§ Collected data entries
-.-.-
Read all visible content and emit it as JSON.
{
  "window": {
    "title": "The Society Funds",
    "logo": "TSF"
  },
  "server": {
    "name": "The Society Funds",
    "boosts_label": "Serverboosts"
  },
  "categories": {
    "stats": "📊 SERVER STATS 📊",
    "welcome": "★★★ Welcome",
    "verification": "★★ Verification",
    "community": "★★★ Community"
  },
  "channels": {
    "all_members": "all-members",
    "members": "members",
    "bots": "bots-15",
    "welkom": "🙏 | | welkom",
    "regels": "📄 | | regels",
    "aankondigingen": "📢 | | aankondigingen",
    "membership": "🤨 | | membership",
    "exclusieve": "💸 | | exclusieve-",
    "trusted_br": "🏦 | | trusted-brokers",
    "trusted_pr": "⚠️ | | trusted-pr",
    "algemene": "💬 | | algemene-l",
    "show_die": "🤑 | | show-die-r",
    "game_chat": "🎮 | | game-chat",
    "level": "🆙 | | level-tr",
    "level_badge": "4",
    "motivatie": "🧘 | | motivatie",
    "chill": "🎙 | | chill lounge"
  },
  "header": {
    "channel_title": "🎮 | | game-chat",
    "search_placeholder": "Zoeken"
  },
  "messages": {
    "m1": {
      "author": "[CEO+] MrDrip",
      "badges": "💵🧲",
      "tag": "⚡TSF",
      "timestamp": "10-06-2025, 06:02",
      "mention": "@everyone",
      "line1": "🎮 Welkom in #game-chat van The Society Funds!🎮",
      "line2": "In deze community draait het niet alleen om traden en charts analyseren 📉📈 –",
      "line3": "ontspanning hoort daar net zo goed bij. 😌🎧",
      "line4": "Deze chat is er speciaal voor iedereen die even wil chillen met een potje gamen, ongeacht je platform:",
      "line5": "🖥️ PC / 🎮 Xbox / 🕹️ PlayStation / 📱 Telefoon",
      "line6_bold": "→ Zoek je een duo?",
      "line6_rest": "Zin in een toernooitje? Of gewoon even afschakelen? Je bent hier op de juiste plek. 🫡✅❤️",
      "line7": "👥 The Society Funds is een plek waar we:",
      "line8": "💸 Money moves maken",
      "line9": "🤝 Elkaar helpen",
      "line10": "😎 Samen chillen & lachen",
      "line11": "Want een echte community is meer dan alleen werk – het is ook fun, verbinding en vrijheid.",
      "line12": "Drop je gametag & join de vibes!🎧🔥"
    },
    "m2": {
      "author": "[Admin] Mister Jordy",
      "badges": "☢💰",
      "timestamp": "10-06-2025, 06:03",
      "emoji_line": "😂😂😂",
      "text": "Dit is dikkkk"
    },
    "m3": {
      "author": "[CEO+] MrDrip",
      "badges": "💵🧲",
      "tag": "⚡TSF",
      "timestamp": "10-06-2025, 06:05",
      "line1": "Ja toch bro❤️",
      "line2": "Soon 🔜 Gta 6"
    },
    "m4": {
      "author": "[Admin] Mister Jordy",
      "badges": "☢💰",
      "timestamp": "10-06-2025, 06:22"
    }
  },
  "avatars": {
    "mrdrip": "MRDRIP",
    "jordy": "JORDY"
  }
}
-.-.-
§ EXERCISE INSTRUCTIONS
Report all lines of the material that contain the word "community".

§ RESPONSE BELOW
    "community": "★★★ Community"
      "line2": "In deze community draait het niet alleen om traden en charts analyseren 📉📈 –",
      "line11": "Want een echte community is meer dan alleen werk – het is ook fun, verbinding en vrijheid.",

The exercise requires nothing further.